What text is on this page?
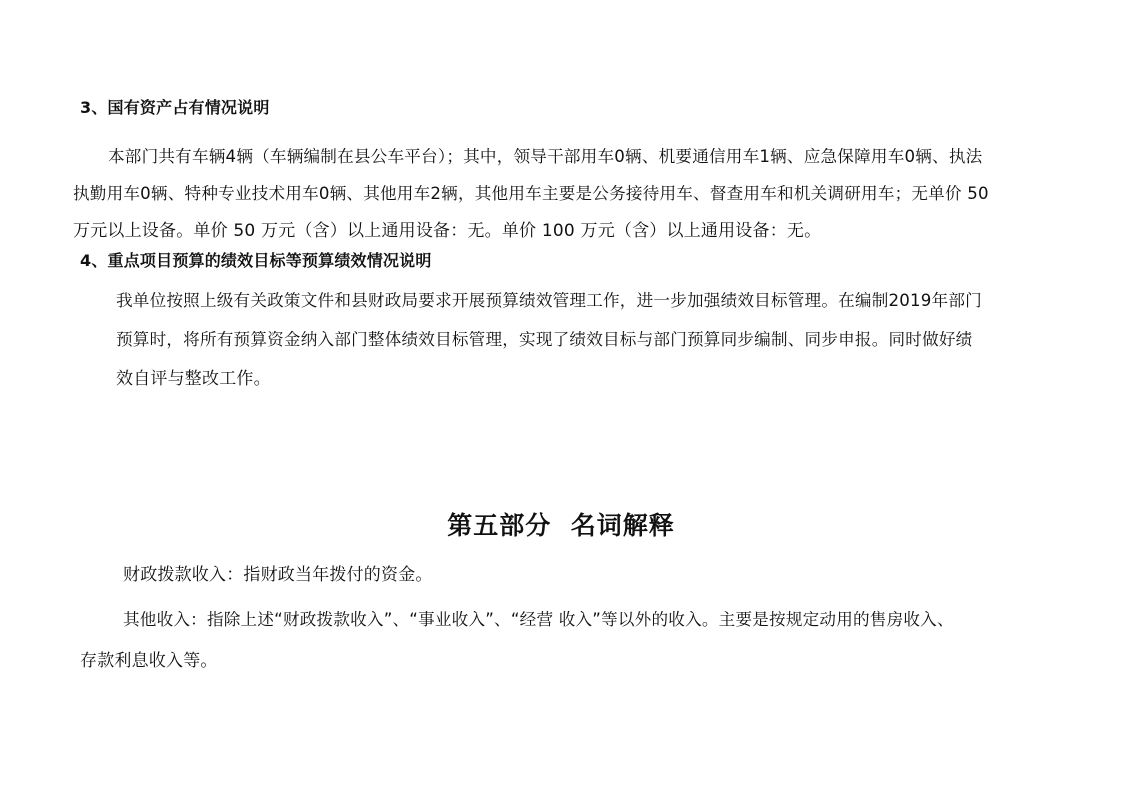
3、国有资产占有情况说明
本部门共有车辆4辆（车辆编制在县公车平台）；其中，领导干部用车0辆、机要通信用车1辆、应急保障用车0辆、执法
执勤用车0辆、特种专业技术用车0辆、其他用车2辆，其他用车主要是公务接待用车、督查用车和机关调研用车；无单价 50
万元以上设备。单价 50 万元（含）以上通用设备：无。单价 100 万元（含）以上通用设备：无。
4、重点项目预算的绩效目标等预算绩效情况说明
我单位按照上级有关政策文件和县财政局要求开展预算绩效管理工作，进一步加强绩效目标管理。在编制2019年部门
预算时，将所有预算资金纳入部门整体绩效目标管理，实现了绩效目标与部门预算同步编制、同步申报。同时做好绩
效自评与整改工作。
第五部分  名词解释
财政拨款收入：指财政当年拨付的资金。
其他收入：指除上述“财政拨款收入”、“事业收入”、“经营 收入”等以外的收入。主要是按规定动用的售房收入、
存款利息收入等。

+--

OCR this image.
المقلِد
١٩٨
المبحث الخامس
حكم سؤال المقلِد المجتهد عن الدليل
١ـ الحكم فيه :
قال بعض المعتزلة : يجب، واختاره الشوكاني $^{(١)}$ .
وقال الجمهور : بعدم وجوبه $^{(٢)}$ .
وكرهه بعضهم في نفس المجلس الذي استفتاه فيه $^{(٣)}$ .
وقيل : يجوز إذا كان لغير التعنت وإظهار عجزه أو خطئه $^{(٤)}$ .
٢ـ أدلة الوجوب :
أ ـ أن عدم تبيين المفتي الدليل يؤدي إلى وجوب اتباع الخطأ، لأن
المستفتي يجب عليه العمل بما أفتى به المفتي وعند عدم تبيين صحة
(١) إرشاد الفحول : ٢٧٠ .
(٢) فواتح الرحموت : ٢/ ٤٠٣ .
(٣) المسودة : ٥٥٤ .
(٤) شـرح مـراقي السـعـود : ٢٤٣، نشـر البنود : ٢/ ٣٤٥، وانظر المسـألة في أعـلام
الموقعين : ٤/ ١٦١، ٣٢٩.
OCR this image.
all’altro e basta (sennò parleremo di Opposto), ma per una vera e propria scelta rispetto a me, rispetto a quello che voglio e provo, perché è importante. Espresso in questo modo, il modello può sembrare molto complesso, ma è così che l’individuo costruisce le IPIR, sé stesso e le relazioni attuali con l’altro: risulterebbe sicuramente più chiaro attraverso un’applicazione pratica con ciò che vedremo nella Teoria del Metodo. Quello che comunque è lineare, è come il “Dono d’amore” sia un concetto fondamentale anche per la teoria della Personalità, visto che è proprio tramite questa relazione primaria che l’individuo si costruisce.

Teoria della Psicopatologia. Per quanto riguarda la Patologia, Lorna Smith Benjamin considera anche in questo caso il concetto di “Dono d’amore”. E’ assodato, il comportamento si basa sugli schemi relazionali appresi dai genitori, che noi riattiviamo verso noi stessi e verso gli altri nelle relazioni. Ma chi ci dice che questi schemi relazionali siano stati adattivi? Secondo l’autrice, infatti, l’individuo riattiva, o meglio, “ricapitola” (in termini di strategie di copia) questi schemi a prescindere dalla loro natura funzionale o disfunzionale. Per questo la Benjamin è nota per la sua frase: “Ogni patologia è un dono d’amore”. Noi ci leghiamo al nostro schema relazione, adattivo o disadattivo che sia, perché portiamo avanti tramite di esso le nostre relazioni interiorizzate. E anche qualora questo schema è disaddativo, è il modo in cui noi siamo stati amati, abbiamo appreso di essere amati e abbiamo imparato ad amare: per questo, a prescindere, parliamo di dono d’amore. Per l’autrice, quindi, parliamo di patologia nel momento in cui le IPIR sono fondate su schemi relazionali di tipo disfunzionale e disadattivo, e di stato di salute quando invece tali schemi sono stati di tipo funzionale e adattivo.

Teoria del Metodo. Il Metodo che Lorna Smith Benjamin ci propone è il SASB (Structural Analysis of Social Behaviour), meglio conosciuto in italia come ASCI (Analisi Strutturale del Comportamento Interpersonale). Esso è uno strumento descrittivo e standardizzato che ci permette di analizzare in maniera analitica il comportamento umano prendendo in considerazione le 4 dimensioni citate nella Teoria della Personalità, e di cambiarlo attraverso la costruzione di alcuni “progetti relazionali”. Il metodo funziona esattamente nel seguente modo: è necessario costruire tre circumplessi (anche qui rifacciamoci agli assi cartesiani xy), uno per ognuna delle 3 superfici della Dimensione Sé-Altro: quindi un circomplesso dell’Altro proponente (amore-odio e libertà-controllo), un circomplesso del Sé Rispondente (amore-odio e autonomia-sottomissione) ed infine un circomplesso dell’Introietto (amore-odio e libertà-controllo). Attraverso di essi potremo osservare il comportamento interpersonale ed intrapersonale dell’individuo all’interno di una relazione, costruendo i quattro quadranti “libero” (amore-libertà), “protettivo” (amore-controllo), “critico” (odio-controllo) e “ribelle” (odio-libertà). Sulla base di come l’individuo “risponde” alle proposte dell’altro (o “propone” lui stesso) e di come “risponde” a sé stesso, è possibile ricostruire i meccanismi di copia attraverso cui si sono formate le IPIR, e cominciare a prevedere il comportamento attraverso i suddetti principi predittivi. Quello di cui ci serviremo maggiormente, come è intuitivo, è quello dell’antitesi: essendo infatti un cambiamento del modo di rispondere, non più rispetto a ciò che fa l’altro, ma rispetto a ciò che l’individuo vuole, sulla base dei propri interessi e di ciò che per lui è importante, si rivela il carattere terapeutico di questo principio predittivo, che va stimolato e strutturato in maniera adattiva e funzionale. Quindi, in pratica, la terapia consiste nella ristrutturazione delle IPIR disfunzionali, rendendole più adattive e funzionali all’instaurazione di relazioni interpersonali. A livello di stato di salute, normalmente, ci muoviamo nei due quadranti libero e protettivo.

+--

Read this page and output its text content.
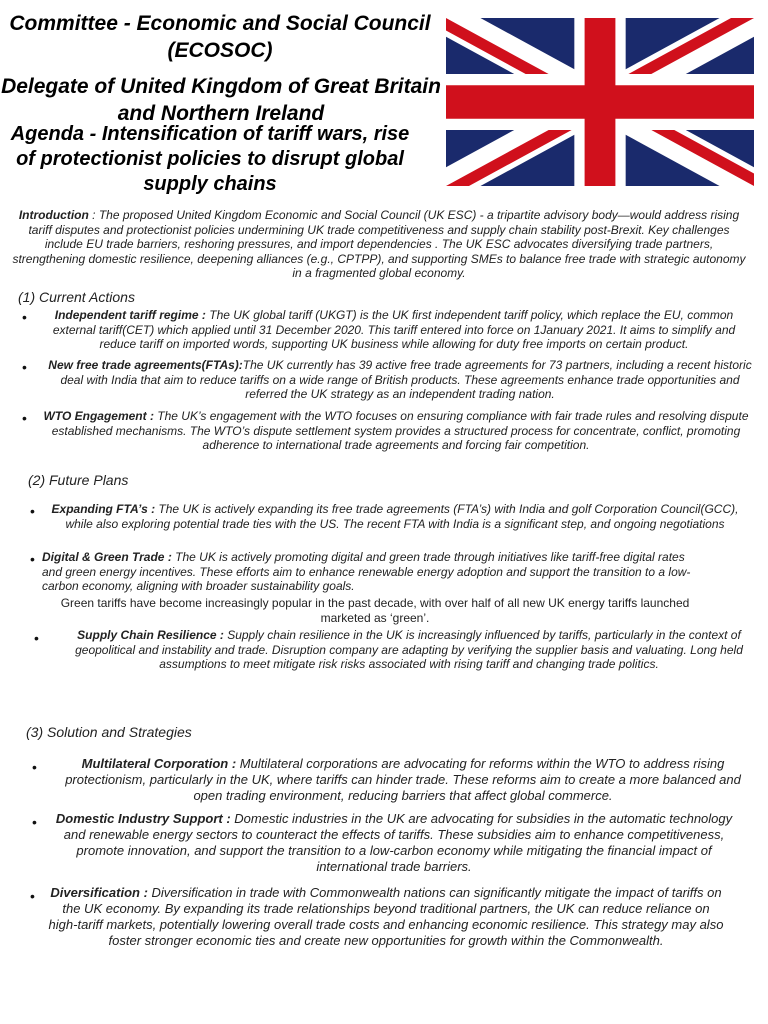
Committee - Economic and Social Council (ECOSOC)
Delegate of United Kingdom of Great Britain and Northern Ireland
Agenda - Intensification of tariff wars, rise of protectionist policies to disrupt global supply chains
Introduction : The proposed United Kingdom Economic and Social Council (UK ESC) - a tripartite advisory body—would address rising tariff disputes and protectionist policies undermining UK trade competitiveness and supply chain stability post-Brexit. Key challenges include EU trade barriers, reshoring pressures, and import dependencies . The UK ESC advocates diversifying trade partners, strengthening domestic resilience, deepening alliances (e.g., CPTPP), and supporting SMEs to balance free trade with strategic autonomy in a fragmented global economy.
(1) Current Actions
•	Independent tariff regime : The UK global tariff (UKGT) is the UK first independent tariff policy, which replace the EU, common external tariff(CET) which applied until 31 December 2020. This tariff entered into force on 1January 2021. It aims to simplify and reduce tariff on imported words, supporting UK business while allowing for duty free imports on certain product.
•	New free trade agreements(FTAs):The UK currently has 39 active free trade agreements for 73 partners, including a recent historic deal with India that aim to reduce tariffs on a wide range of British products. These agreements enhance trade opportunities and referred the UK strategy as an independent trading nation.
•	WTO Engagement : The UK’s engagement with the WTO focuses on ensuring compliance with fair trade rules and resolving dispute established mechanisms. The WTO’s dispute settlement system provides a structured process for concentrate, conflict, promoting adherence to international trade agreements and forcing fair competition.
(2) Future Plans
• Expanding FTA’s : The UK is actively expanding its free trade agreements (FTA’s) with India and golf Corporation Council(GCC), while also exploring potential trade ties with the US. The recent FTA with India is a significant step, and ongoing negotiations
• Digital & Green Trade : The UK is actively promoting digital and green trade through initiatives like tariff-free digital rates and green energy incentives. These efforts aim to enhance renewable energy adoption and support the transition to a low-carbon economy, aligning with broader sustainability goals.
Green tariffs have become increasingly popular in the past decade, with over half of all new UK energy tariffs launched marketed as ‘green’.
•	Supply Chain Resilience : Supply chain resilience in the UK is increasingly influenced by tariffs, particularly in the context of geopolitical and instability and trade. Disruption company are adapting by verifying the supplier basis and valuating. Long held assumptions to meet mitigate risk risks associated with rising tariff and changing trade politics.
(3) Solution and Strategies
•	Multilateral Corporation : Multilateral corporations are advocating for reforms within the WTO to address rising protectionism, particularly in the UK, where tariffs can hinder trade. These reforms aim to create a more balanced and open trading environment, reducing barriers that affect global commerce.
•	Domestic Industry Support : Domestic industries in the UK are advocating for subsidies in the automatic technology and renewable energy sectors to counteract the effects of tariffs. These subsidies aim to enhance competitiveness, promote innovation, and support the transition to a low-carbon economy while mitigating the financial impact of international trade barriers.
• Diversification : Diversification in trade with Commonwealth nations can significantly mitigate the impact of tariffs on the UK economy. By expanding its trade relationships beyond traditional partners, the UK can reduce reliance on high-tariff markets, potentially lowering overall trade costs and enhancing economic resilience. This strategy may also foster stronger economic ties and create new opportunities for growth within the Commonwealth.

+--

Find the lines above holding the word "الدليل" and show them.

SOLVED PROBLEM:
حكم سؤال المقلِد المجتهد عن الدليل
أ ـ أن عدم تبيين المفتي الدليل يؤدي إلى وجوب اتباع الخطأ، لأن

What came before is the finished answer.